**Job:** Select the lines that hold the word "name" and copy each one.

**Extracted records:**
## start
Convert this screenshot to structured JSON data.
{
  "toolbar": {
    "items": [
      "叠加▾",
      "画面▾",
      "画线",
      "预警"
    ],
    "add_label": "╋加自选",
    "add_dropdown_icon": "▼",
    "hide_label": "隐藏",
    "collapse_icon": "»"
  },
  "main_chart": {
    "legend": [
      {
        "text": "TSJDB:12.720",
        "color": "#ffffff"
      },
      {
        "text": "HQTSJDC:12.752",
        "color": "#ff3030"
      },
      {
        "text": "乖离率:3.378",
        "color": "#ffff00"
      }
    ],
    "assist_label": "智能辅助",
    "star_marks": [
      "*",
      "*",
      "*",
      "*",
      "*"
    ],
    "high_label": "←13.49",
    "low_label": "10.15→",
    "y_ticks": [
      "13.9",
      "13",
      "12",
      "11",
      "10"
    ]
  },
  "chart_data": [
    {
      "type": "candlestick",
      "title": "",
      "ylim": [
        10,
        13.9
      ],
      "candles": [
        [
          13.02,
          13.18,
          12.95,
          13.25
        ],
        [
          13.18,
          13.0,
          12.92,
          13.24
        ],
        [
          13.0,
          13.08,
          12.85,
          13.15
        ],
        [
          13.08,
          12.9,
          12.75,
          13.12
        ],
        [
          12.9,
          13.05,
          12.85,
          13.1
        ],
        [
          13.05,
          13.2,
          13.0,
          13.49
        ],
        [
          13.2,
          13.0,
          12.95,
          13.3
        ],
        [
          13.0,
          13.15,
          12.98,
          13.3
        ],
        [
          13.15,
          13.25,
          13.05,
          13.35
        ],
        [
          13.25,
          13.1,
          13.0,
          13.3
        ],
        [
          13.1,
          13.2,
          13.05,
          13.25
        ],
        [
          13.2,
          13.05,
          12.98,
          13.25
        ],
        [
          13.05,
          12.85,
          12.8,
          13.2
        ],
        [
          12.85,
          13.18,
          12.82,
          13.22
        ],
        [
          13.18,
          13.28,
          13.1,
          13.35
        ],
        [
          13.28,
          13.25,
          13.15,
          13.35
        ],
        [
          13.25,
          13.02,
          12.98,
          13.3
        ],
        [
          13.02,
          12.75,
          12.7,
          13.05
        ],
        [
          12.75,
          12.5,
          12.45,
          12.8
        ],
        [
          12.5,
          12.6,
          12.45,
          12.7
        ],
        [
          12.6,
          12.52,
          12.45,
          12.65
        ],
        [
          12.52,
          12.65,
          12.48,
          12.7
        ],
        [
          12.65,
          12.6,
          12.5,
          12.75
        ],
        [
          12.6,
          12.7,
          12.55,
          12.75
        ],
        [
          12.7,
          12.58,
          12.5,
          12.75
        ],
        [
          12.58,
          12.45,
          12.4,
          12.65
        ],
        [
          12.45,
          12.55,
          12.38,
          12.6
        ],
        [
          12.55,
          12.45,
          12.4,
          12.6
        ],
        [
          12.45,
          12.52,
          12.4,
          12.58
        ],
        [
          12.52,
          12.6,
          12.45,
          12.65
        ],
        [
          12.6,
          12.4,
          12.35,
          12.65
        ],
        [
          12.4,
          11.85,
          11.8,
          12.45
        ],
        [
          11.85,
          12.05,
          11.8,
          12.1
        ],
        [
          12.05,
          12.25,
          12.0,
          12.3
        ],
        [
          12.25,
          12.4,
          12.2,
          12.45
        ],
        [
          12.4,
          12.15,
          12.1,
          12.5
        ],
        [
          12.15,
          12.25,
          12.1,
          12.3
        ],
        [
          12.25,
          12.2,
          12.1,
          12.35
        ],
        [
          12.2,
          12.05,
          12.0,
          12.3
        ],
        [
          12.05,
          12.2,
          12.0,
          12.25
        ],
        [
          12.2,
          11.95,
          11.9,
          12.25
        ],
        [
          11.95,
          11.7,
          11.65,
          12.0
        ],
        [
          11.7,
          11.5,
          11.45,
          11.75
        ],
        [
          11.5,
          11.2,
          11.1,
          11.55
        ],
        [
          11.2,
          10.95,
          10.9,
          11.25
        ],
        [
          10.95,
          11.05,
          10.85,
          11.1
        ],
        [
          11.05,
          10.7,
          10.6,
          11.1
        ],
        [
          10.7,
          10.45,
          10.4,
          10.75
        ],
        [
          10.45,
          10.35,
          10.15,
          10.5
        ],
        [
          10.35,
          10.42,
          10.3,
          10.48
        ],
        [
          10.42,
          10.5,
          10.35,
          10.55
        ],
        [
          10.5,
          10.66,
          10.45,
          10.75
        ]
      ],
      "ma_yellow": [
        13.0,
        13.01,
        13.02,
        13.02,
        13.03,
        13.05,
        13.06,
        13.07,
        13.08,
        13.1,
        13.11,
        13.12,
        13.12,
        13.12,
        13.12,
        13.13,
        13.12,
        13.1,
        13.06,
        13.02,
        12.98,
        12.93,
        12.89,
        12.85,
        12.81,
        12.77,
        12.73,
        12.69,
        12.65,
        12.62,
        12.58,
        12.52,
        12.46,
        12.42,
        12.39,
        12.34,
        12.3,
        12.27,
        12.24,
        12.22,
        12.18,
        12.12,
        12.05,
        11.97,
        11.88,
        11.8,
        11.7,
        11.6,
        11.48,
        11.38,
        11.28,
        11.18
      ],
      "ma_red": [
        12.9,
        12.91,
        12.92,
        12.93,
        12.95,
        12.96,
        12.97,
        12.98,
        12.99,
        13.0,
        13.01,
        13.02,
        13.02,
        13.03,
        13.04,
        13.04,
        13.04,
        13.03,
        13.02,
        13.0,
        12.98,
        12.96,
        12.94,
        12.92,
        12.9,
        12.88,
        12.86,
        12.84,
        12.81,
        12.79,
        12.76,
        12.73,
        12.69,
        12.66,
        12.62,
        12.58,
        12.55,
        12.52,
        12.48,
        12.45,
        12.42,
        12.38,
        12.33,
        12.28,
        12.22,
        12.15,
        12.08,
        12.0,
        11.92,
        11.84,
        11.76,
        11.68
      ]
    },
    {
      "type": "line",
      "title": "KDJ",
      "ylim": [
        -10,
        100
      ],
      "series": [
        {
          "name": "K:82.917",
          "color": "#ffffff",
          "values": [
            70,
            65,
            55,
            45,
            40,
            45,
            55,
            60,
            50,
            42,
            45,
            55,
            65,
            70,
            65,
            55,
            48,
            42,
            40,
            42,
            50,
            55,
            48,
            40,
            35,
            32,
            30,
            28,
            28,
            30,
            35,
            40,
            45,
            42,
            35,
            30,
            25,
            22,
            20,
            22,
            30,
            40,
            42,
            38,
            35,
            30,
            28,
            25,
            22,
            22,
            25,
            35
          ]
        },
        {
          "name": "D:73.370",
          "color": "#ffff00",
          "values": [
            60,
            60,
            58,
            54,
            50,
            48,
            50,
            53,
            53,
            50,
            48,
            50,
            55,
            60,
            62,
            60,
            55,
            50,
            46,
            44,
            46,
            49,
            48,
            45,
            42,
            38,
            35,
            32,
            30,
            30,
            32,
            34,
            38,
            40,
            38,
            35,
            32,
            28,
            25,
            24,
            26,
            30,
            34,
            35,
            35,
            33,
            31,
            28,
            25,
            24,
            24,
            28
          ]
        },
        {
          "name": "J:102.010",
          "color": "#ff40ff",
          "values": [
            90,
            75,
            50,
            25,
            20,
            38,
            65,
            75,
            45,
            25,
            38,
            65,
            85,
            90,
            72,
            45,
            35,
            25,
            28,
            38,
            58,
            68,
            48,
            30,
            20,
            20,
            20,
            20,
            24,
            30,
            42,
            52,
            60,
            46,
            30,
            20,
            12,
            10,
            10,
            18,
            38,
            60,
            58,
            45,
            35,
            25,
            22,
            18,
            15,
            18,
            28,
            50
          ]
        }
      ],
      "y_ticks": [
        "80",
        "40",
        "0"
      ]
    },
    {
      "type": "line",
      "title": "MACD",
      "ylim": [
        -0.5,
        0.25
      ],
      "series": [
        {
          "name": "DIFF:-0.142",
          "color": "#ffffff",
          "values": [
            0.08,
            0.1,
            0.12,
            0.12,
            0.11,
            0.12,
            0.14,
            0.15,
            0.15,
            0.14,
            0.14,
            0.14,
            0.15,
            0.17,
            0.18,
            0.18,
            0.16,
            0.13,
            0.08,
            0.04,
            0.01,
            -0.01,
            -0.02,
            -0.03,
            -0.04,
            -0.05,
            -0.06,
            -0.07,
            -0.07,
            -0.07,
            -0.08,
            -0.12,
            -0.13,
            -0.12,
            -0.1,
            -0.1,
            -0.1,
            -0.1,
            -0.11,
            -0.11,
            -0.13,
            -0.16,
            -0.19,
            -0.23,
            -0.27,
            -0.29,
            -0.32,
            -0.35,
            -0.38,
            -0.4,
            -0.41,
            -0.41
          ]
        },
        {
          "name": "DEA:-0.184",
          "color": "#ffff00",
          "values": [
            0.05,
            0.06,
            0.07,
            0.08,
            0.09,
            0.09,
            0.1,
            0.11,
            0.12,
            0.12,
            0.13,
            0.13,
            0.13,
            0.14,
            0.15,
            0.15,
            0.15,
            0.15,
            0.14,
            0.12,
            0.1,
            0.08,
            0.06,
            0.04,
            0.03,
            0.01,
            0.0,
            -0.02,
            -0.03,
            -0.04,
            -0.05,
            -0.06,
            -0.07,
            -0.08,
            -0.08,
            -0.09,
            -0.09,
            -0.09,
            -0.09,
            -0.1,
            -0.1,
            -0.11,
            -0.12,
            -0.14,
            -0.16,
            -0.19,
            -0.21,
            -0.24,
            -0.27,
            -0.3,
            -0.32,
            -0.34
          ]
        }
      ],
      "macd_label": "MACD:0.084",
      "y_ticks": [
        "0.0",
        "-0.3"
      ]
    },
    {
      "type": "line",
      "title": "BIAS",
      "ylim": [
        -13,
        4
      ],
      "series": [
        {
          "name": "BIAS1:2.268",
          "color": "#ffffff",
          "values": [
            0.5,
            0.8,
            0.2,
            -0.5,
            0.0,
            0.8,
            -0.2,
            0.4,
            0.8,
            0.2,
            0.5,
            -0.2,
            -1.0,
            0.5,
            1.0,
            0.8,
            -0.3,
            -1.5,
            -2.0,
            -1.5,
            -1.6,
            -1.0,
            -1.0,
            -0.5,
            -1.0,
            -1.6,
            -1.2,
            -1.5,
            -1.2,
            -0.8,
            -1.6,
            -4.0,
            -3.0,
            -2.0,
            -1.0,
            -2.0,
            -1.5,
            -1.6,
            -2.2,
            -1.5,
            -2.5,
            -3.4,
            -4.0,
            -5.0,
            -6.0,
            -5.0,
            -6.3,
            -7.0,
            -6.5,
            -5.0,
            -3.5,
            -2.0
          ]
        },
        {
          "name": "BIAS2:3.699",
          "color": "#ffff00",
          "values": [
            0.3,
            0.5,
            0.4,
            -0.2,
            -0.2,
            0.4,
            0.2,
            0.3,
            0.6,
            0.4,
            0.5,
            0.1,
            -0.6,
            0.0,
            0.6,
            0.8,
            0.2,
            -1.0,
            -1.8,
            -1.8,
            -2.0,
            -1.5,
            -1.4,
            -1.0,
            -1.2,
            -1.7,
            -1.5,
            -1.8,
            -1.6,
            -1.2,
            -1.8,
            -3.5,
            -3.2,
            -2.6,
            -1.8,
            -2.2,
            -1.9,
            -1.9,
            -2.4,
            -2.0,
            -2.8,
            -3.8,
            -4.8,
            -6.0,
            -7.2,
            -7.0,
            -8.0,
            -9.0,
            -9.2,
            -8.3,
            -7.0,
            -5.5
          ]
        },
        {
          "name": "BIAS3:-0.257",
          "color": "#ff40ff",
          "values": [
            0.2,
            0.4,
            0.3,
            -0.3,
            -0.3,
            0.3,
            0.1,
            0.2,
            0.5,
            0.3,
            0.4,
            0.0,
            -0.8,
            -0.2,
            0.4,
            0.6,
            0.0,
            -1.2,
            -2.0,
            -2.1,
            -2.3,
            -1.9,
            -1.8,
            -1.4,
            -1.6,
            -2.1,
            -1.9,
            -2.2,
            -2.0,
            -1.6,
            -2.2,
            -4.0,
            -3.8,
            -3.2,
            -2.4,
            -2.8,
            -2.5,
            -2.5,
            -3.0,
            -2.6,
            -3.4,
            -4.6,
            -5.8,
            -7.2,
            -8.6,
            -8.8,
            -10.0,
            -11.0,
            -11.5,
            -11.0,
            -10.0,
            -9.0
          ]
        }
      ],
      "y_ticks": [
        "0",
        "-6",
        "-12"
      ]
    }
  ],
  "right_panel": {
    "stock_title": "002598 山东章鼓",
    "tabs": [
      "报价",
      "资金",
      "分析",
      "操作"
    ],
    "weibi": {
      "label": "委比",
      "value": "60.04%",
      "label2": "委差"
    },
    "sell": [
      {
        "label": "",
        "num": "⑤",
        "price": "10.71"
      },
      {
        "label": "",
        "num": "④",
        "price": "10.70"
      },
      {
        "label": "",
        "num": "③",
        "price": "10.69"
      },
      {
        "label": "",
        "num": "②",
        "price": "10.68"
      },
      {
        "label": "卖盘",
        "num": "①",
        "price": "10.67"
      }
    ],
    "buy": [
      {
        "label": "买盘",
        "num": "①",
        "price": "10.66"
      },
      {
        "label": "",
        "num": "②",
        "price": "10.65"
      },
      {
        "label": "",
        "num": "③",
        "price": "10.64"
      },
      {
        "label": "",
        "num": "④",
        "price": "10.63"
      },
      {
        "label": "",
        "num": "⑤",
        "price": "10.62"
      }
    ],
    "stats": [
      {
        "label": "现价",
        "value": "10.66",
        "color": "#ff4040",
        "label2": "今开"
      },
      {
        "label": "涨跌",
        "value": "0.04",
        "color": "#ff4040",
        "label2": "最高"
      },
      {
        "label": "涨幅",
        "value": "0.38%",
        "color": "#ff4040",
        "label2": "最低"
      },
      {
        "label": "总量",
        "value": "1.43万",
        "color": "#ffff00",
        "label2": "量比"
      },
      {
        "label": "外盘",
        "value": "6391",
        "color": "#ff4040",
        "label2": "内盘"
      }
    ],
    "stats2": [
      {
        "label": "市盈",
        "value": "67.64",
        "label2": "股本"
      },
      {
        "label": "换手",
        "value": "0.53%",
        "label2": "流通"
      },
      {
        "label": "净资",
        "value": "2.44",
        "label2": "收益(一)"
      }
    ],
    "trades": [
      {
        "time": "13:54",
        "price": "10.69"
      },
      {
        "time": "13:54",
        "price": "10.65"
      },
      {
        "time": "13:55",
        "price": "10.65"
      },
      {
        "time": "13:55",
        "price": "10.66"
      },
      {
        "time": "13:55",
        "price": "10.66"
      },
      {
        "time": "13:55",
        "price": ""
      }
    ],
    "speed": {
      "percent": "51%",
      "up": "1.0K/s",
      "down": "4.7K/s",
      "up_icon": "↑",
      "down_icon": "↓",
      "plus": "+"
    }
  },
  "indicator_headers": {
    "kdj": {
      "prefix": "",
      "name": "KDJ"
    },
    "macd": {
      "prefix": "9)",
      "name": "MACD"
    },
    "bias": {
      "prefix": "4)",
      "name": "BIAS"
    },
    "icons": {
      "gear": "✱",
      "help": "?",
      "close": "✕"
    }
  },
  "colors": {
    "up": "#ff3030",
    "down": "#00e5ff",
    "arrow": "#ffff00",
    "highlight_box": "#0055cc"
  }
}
## end
**Final result:**
          "name": "K:82.917",
          "name": "D:73.370",
          "name": "J:102.010",
          "name": "DIFF:-0.142",
          "name": "DEA:-0.184",
          "name": "BIAS1:2.268",
          "name": "BIAS2:3.699",
          "name": "BIAS3:-0.257",
      "name": "KDJ"
      "name": "MACD"
      "name": "BIAS"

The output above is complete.